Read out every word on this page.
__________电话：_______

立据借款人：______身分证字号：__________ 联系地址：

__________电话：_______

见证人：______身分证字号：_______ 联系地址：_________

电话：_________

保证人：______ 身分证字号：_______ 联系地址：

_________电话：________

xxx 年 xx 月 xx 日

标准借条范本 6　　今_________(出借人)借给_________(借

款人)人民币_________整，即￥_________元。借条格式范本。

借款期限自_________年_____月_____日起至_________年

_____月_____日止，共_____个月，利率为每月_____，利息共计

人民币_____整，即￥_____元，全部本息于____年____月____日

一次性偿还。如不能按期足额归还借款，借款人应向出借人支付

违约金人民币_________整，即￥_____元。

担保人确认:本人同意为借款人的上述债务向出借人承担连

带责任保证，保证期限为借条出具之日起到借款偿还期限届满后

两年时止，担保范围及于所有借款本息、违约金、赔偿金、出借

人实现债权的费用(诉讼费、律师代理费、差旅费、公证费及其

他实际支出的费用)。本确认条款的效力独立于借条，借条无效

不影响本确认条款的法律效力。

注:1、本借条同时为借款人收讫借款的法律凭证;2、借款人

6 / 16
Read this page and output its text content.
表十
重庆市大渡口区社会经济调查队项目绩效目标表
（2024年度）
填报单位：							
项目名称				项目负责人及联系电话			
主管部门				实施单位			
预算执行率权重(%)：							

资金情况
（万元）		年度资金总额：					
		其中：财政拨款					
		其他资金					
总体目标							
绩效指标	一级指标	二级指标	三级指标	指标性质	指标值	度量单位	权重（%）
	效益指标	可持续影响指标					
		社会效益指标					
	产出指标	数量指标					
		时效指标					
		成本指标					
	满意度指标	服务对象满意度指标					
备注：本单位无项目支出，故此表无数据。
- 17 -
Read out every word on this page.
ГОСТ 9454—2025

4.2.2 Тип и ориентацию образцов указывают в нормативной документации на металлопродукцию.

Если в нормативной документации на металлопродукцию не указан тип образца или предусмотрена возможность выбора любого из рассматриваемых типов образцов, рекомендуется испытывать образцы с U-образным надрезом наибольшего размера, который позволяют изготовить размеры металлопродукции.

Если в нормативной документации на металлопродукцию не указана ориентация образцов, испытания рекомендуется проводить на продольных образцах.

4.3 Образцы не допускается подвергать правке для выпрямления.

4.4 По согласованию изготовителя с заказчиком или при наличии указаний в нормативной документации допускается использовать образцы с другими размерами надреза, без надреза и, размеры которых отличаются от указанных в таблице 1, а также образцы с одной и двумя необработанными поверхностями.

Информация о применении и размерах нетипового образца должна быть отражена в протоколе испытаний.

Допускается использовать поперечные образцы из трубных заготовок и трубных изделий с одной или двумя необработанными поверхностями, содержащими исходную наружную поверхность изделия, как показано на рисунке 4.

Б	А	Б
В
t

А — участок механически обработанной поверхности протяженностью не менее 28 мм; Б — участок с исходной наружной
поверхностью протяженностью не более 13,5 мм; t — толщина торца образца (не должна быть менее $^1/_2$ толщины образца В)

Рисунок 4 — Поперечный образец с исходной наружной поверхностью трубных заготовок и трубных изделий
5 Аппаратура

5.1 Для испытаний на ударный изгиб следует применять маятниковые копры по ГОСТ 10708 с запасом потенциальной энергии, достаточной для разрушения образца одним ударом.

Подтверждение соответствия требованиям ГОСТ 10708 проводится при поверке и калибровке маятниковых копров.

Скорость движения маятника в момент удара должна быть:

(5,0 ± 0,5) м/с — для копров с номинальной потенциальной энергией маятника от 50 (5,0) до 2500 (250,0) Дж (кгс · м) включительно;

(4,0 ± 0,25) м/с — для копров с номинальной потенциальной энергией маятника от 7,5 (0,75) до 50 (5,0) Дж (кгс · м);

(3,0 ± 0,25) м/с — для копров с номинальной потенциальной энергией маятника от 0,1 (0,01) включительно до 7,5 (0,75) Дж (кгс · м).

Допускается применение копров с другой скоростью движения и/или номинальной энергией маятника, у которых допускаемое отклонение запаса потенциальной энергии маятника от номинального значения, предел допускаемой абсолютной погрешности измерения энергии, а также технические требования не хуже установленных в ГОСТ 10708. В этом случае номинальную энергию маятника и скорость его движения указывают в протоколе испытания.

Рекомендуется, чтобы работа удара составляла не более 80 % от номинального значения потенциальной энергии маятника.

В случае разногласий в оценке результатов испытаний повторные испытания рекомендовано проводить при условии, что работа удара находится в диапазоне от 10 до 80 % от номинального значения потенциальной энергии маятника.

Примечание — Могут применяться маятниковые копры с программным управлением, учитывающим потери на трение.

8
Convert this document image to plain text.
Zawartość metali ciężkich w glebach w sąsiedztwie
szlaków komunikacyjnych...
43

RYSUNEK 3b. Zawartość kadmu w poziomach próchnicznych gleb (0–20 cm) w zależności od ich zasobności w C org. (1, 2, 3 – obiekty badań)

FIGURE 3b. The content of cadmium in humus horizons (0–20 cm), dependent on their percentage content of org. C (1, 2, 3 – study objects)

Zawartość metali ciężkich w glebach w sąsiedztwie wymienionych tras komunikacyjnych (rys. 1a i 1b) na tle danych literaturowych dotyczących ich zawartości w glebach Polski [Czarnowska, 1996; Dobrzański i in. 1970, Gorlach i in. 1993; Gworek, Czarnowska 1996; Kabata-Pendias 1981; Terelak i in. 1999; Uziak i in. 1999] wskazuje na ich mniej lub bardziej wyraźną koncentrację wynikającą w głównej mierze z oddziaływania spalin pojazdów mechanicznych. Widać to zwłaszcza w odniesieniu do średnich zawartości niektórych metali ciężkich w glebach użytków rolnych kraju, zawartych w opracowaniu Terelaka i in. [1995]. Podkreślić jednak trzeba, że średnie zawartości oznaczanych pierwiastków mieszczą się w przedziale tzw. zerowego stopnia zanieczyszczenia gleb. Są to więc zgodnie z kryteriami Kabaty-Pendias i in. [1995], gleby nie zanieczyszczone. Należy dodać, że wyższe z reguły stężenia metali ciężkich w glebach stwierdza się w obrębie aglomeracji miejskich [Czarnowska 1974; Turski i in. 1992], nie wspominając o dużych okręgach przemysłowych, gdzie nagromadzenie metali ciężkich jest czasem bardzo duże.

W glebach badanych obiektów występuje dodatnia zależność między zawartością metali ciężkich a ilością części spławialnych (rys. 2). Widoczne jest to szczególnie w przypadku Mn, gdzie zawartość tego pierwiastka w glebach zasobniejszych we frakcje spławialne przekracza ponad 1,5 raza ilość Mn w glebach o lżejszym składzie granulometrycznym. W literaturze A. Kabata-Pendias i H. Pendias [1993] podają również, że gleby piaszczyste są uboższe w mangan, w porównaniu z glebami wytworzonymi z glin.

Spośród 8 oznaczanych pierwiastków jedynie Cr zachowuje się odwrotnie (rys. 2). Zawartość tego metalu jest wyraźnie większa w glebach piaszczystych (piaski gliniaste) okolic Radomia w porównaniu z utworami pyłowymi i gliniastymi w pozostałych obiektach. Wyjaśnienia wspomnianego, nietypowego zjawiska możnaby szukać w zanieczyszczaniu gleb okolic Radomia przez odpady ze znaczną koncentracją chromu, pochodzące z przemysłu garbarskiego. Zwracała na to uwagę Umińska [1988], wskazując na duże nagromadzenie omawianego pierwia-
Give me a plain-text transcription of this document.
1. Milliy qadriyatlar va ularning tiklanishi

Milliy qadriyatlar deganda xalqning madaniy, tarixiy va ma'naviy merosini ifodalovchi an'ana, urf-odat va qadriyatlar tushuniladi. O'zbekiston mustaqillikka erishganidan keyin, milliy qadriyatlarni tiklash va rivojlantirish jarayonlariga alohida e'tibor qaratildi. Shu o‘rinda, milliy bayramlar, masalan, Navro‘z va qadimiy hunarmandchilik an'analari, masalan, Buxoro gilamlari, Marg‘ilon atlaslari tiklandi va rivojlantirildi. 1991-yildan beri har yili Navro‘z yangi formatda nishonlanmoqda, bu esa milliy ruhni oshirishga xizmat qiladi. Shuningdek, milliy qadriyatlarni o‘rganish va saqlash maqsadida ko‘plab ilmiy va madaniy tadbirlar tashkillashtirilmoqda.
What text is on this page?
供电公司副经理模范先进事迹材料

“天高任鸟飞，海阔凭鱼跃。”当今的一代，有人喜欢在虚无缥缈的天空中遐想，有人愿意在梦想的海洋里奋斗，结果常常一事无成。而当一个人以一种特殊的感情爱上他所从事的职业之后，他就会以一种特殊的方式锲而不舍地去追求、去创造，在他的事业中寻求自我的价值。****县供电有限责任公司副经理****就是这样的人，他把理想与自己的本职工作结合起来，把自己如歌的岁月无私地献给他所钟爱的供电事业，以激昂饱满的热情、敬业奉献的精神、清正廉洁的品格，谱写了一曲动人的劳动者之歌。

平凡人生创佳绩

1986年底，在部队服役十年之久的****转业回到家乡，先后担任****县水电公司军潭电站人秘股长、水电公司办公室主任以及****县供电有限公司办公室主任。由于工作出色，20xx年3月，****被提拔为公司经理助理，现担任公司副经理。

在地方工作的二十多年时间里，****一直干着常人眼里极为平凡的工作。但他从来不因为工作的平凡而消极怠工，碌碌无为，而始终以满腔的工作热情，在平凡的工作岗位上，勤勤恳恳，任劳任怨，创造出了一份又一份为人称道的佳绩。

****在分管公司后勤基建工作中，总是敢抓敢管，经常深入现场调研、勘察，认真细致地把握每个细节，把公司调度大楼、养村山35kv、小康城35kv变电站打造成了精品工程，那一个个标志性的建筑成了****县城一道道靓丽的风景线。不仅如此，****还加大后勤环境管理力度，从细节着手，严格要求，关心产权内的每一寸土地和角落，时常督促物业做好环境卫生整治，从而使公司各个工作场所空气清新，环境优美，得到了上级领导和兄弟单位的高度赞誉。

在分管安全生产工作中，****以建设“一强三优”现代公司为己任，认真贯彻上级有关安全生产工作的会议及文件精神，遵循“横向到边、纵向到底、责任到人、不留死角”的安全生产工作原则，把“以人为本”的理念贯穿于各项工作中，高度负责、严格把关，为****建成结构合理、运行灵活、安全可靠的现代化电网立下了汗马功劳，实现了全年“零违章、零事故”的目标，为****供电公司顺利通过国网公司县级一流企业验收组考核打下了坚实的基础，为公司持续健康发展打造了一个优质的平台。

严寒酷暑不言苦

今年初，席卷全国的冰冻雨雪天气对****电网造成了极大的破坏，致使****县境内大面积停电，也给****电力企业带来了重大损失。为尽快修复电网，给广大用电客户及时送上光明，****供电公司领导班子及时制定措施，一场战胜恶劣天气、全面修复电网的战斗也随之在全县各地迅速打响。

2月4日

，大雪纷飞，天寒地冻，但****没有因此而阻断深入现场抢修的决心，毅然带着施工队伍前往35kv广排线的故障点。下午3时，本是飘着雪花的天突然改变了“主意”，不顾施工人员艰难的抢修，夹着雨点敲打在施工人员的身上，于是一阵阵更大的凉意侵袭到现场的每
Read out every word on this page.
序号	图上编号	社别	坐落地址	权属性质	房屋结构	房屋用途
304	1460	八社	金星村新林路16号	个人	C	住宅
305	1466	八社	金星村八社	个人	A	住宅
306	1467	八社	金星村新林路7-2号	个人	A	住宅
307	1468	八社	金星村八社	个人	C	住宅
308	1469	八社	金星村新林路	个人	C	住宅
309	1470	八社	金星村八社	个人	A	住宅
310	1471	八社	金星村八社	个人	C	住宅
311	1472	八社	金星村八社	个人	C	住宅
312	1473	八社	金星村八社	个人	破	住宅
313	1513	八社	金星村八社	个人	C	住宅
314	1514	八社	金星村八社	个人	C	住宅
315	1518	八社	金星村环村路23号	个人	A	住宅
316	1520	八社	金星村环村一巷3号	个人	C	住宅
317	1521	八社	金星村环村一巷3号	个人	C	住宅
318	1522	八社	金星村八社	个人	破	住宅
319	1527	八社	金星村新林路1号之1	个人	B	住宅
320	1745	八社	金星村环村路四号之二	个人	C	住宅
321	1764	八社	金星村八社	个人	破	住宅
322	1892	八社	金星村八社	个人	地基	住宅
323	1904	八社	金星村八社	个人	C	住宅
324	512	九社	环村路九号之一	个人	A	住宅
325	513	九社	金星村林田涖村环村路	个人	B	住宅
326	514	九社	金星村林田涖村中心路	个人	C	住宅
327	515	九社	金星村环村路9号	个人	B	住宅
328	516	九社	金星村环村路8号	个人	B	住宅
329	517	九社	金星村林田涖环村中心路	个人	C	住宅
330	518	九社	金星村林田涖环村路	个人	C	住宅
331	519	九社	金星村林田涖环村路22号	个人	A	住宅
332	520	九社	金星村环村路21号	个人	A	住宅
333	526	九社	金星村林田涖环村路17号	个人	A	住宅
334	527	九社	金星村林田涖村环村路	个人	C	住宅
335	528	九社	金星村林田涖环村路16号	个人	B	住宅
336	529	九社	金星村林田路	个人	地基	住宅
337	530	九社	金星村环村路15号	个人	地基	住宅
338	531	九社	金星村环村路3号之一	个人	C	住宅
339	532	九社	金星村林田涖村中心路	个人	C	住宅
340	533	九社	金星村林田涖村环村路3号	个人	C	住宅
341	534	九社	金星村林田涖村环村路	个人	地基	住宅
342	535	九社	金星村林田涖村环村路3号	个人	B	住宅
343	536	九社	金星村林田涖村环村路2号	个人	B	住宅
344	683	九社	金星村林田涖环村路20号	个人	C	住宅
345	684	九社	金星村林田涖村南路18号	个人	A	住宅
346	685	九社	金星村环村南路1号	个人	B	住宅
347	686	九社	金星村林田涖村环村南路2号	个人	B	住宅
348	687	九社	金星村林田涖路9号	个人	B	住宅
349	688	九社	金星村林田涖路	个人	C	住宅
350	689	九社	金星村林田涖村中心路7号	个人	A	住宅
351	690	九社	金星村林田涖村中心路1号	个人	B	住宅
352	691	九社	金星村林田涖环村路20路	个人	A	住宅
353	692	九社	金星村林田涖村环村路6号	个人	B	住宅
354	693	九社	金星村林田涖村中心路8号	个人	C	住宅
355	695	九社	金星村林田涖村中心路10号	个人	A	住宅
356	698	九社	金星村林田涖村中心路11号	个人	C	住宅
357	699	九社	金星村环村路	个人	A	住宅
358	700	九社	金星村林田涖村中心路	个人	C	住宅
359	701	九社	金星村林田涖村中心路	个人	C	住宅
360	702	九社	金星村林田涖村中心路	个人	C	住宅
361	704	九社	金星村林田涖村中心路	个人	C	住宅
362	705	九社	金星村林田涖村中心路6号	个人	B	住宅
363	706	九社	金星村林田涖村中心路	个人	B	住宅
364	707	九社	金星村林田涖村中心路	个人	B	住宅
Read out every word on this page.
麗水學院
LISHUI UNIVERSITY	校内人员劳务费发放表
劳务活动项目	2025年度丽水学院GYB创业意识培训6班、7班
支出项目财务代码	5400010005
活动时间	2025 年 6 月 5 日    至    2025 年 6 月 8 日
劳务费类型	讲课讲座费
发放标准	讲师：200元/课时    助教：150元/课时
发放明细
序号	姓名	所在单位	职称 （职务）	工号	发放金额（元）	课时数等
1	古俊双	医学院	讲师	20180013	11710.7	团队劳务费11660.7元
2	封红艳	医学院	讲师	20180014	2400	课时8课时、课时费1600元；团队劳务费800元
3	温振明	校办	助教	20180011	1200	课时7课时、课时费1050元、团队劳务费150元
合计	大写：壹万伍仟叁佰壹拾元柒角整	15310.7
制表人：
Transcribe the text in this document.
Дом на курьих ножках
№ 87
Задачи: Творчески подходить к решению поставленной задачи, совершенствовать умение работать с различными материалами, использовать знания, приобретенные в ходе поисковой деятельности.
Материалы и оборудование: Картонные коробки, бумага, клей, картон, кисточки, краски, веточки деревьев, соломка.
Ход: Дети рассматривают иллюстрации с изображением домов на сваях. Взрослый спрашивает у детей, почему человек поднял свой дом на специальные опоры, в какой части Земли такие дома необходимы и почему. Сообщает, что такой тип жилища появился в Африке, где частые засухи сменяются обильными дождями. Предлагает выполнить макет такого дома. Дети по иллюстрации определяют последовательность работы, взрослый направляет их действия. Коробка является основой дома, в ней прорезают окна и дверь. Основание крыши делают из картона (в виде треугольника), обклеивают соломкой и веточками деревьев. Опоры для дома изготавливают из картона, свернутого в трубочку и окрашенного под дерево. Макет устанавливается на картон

+++++

Calculate how many lines of the material include the string "протоколе", and state that number by itself.

[THE OUTPUT]: 2